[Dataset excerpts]
■ ■ ■ ■ ■
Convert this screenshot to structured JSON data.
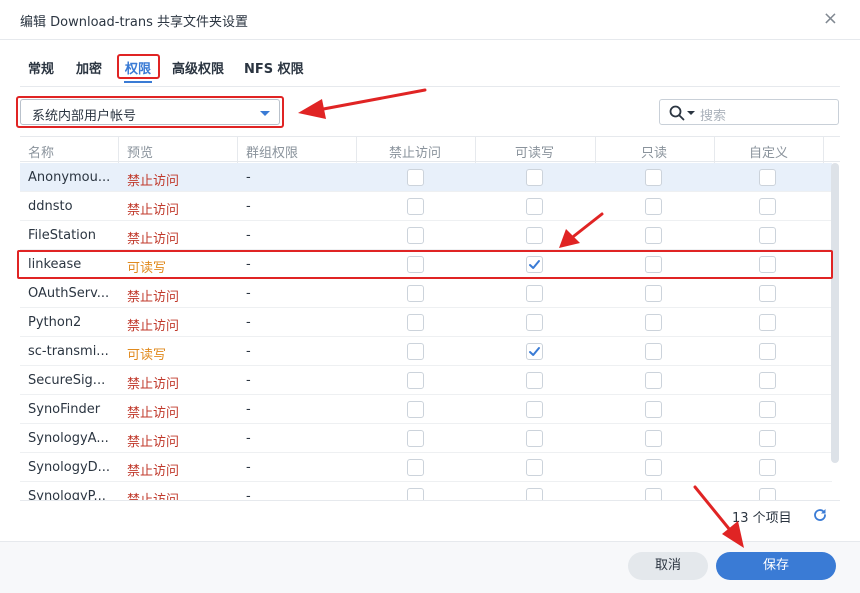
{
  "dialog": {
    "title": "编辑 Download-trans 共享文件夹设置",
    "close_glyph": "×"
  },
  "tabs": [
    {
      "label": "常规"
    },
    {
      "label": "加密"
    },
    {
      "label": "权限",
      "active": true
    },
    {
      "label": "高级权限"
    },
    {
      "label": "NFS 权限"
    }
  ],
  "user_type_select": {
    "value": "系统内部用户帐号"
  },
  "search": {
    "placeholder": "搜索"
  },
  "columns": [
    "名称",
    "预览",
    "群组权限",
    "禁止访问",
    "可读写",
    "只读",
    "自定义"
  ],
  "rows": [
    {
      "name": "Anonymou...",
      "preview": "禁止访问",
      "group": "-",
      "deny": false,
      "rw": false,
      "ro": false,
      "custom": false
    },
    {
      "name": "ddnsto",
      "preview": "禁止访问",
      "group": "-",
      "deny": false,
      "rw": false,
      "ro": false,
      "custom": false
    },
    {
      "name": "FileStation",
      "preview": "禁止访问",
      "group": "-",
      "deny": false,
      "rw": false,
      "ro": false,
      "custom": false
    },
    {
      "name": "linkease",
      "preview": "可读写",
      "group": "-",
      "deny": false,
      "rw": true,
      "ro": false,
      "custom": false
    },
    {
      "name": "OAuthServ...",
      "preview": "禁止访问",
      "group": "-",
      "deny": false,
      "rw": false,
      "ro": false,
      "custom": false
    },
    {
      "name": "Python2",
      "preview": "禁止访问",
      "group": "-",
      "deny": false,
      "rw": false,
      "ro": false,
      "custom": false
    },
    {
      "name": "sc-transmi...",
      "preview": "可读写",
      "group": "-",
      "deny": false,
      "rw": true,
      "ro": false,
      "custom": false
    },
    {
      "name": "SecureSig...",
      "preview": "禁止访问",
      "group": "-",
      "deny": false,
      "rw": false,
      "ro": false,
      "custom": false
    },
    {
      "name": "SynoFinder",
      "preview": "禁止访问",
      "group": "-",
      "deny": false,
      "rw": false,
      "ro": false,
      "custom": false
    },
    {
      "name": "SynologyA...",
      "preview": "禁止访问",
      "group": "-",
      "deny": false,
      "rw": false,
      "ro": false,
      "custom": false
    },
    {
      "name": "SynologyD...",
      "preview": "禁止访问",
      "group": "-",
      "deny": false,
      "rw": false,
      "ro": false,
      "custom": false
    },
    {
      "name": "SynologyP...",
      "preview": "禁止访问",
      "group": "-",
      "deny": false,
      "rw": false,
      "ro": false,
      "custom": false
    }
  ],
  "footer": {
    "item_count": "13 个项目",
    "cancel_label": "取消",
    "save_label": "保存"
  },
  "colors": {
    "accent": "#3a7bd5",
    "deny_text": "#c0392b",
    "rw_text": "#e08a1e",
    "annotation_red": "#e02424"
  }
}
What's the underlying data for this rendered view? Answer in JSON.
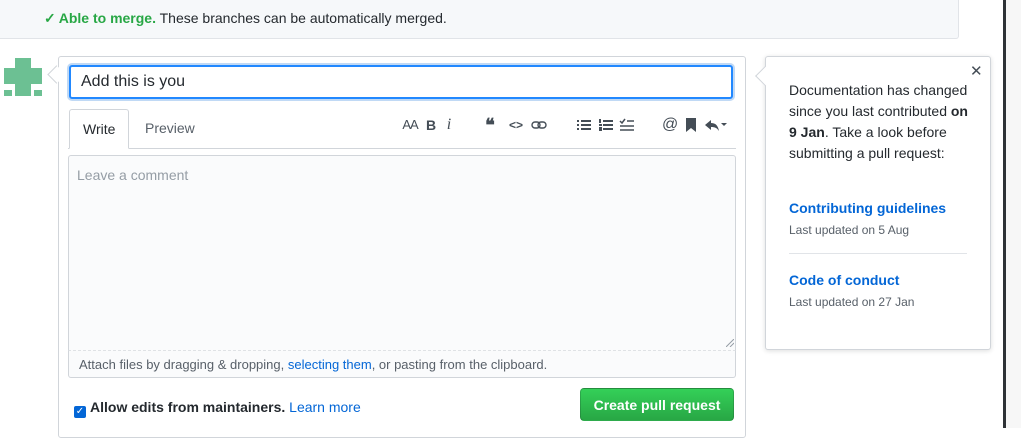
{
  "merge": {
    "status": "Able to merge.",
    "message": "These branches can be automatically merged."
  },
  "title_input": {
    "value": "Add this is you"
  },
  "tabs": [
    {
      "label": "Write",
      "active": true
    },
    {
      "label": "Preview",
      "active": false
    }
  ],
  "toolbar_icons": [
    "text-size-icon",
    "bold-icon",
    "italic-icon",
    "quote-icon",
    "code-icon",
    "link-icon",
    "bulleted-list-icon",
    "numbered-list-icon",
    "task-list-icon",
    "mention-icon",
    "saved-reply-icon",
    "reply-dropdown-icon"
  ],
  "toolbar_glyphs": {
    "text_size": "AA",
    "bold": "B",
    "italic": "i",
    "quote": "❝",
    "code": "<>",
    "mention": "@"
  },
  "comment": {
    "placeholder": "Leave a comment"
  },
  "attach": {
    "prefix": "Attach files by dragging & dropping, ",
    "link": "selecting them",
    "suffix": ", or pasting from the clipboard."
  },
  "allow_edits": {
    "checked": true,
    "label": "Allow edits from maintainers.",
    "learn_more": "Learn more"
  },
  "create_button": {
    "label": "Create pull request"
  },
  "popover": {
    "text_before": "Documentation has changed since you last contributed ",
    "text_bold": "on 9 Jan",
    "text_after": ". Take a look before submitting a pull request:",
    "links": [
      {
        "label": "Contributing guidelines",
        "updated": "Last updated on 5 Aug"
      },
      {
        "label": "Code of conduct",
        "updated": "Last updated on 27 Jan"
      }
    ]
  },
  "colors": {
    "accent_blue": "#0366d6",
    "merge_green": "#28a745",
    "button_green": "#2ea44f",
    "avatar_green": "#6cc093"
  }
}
■ ■ ■ ■ ■
Every record must be copied exactly, with the pictures left out.

_Solution for this exercise_
Convert this screenshot to structured JSON data.
{
  "dialog": {
    "title": "编辑 Download-trans 共享文件夹设置",
    "close_glyph": "×"
  },
  "tabs": [
    {
      "label": "常规"
    },
    {
      "label": "加密"
    },
    {
      "label": "权限",
      "active": true
    },
    {
      "label": "高级权限"
    },
    {
      "label": "NFS 权限"
    }
  ],
  "user_type_select": {
    "value": "系统内部用户帐号"
  },
  "search": {
    "placeholder": "搜索"
  },
  "columns": [
    "名称",
    "预览",
    "群组权限",
    "禁止访问",
    "可读写",
    "只读",
    "自定义"
  ],
  "rows": [
    {
      "name": "Anonymou...",
      "preview": "禁止访问",
      "group": "-",
      "deny": false,
      "rw": false,
      "ro": false,
      "custom": false
    },
    {
      "name": "ddnsto",
      "preview": "禁止访问",
      "group": "-",
      "deny": false,
      "rw": false,
      "ro": false,
      "custom": false
    },
    {
      "name": "FileStation",
      "preview": "禁止访问",
      "group": "-",
      "deny": false,
      "rw": false,
      "ro": false,
      "custom": false
    },
    {
      "name": "linkease",
      "preview": "可读写",
      "group": "-",
      "deny": false,
      "rw": true,
      "ro": false,
      "custom": false
    },
    {
      "name": "OAuthServ...",
      "preview": "禁止访问",
      "group": "-",
      "deny": false,
      "rw": false,
      "ro": false,
      "custom": false
    },
    {
      "name": "Python2",
      "preview": "禁止访问",
      "group": "-",
      "deny": false,
      "rw": false,
      "ro": false,
      "custom": false
    },
    {
      "name": "sc-transmi...",
      "preview": "可读写",
      "group": "-",
      "deny": false,
      "rw": true,
      "ro": false,
      "custom": false
    },
    {
      "name": "SecureSig...",
      "preview": "禁止访问",
      "group": "-",
      "deny": false,
      "rw": false,
      "ro": false,
      "custom": false
    },
    {
      "name": "SynoFinder",
      "preview": "禁止访问",
      "group": "-",
      "deny": false,
      "rw": false,
      "ro": false,
      "custom": false
    },
    {
      "name": "SynologyA...",
      "preview": "禁止访问",
      "group": "-",
      "deny": false,
      "rw": false,
      "ro": false,
      "custom": false
    },
    {
      "name": "SynologyD...",
      "preview": "禁止访问",
      "group": "-",
      "deny": false,
      "rw": false,
      "ro": false,
      "custom": false
    },
    {
      "name": "SynologyP...",
      "preview": "禁止访问",
      "group": "-",
      "deny": false,
      "rw": false,
      "ro": false,
      "custom": false
    }
  ],
  "footer": {
    "item_count": "13 个项目",
    "cancel_label": "取消",
    "save_label": "保存"
  },
  "colors": {
    "accent": "#3a7bd5",
    "deny_text": "#c0392b",
    "rw_text": "#e08a1e",
    "annotation_red": "#e02424"
  }
}
What's the underlying data for this rendered view? Answer in JSON.
{
  "merge": {
    "status": "Able to merge.",
    "message": "These branches can be automatically merged."
  },
  "title_input": {
    "value": "Add this is you"
  },
  "tabs": [
    {
      "label": "Write",
      "active": true
    },
    {
      "label": "Preview",
      "active": false
    }
  ],
  "toolbar_icons": [
    "text-size-icon",
    "bold-icon",
    "italic-icon",
    "quote-icon",
    "code-icon",
    "link-icon",
    "bulleted-list-icon",
    "numbered-list-icon",
    "task-list-icon",
    "mention-icon",
    "saved-reply-icon",
    "reply-dropdown-icon"
  ],
  "toolbar_glyphs": {
    "text_size": "AA",
    "bold": "B",
    "italic": "i",
    "quote": "❝",
    "code": "<>",
    "mention": "@"
  },
  "comment": {
    "placeholder": "Leave a comment"
  },
  "attach": {
    "prefix": "Attach files by dragging & dropping, ",
    "link": "selecting them",
    "suffix": ", or pasting from the clipboard."
  },
  "allow_edits": {
    "checked": true,
    "label": "Allow edits from maintainers.",
    "learn_more": "Learn more"
  },
  "create_button": {
    "label": "Create pull request"
  },
  "popover": {
    "text_before": "Documentation has changed since you last contributed ",
    "text_bold": "on 9 Jan",
    "text_after": ". Take a look before submitting a pull request:",
    "links": [
      {
        "label": "Contributing guidelines",
        "updated": "Last updated on 5 Aug"
      },
      {
        "label": "Code of conduct",
        "updated": "Last updated on 27 Jan"
      }
    ]
  },
  "colors": {
    "accent_blue": "#0366d6",
    "merge_green": "#28a745",
    "button_green": "#2ea44f",
    "avatar_green": "#6cc093"
  }
}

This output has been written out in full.